[Begin]

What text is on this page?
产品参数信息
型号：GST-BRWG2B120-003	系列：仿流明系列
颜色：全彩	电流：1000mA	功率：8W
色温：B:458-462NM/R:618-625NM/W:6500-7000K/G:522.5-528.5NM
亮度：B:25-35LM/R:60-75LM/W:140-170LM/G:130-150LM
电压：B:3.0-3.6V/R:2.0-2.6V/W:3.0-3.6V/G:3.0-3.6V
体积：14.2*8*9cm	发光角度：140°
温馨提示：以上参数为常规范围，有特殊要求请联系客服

[End]
[Begin]

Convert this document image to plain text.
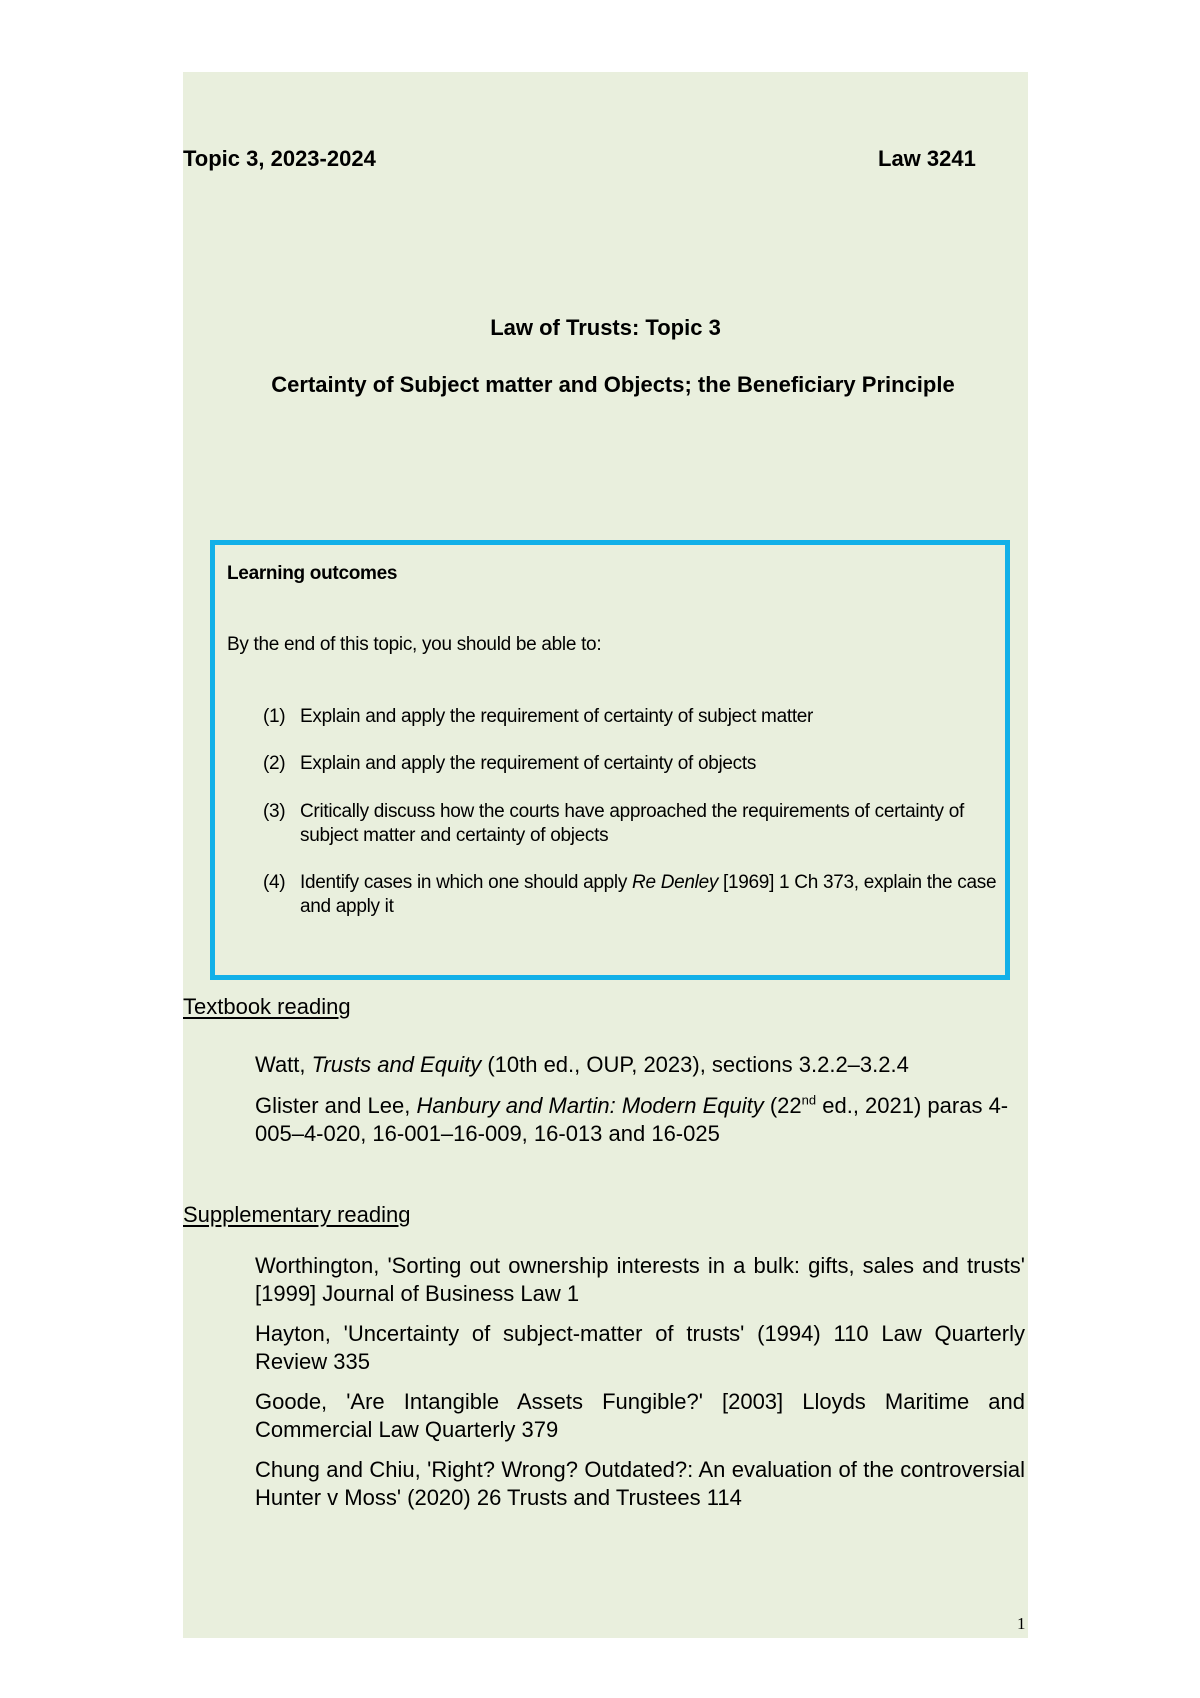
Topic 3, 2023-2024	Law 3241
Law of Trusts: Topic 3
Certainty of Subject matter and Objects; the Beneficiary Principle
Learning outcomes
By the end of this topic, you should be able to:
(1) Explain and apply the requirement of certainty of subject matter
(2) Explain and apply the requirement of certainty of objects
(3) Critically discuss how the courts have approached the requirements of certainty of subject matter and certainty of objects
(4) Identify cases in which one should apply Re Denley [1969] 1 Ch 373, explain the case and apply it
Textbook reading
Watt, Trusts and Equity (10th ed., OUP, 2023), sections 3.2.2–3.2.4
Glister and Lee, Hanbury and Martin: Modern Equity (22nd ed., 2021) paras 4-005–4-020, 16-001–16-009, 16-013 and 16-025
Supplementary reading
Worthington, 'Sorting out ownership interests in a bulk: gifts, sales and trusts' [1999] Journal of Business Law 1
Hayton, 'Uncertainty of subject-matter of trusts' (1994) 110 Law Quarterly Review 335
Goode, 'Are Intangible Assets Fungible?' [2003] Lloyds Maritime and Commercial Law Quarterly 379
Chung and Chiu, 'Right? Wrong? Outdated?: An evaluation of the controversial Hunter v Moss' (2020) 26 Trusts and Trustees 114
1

[End]

Show every line in the records above that contains the word "this".

What text is on this page?
Convert this document image to plain text.
By the end of this topic, you should be able to:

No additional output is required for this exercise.